::: GIVEN RECORDS :::

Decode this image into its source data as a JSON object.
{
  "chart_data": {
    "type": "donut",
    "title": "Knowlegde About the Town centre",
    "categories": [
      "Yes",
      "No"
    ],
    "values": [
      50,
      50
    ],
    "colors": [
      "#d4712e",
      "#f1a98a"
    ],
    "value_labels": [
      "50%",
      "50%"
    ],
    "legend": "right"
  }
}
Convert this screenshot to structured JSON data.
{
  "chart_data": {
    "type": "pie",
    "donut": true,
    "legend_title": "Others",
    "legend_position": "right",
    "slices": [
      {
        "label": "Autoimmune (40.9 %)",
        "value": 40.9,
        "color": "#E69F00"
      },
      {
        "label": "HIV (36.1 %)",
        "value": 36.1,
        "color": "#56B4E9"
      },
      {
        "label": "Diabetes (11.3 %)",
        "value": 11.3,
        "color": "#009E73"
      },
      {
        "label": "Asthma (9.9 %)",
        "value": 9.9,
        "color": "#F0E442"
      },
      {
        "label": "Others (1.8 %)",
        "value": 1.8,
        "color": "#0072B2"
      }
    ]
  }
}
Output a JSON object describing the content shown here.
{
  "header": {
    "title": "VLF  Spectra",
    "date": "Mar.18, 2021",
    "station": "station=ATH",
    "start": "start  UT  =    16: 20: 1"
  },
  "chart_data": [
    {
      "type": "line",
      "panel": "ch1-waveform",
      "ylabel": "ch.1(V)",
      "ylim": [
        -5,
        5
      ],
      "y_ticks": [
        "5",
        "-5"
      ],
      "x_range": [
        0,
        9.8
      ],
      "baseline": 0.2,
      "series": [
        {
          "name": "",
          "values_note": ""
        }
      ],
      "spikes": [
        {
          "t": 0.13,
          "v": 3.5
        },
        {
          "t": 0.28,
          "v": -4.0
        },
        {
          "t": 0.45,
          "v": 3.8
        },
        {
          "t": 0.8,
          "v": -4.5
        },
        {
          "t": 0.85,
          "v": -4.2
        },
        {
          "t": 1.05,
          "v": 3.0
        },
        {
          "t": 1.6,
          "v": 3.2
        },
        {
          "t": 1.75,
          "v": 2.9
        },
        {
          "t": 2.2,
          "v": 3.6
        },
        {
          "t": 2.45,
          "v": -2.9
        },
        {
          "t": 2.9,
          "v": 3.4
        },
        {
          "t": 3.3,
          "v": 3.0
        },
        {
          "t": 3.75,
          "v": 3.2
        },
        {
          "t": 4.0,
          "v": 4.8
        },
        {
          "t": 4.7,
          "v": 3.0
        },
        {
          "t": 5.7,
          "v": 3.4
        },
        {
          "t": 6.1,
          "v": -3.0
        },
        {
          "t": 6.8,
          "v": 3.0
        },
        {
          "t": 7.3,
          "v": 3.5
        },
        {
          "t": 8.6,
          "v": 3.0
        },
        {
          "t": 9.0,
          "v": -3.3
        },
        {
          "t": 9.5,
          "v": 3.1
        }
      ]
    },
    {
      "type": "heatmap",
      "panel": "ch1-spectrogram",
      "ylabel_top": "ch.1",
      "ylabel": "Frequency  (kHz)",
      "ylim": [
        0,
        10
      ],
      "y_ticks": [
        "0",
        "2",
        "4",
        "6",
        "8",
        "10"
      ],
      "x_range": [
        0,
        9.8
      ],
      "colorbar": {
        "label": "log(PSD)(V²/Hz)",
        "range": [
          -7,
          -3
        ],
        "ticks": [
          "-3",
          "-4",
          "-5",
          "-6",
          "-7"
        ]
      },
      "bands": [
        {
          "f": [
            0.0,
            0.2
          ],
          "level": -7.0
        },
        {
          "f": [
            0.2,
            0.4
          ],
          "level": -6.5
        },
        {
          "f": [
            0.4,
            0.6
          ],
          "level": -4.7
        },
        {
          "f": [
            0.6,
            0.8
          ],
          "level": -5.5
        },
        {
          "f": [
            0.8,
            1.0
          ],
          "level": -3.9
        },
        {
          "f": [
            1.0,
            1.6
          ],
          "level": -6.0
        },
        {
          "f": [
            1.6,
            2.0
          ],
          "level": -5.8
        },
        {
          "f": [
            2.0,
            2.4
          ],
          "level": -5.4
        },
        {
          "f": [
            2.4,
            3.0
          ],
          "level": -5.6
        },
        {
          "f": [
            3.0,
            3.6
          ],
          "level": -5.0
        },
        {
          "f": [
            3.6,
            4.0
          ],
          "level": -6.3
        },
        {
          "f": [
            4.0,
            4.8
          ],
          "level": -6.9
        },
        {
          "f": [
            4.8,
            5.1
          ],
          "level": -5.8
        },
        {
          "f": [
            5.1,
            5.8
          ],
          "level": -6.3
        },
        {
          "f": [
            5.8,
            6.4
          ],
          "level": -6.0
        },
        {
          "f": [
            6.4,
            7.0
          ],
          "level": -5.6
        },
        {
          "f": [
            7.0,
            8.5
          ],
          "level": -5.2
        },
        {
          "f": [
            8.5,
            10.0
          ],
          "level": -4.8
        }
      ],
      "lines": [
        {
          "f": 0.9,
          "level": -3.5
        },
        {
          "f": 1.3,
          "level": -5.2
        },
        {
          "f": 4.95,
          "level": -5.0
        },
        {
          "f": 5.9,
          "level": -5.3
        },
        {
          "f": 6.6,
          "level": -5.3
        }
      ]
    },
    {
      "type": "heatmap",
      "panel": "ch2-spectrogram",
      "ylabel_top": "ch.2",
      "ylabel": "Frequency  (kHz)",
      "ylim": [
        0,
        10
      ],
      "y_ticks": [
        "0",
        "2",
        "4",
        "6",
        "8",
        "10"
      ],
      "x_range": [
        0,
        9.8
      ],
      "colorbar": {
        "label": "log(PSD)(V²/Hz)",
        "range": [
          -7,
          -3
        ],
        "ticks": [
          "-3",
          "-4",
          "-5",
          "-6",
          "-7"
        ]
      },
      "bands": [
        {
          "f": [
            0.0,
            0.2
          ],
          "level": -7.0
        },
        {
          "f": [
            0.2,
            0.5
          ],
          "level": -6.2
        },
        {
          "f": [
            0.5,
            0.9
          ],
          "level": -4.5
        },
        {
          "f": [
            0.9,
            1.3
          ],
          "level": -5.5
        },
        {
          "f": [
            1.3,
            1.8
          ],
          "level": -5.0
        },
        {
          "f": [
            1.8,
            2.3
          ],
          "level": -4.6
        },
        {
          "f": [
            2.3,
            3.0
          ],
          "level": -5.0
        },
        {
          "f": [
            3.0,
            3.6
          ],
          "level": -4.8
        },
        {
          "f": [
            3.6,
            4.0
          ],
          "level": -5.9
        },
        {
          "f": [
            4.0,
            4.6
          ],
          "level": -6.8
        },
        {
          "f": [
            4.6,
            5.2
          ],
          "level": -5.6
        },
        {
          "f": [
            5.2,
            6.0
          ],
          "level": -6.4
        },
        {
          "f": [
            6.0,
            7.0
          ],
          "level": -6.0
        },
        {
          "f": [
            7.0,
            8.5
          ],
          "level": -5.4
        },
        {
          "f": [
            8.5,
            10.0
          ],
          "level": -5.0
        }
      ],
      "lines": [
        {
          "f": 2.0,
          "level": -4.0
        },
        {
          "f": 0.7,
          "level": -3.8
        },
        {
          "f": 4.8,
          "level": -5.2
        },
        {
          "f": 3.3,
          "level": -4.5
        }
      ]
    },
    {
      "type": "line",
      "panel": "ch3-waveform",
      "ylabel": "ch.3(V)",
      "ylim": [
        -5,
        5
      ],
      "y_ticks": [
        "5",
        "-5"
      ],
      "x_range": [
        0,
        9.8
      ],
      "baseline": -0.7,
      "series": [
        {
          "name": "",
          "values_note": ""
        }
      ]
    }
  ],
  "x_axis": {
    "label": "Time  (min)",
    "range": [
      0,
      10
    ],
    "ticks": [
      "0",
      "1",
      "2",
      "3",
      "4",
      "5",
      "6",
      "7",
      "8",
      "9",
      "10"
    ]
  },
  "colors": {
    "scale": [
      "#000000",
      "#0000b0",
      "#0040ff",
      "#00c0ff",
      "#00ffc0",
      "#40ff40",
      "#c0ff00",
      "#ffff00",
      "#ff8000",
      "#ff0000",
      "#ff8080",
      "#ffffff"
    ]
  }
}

:::

### WHAT YOU ARE ASKED TO DO
Extract all lines from the data in which "object" is found.

### SOLUTION TO THIS TASK
Decode this image into its source data as a JSON object.
Output a JSON object describing the content shown here.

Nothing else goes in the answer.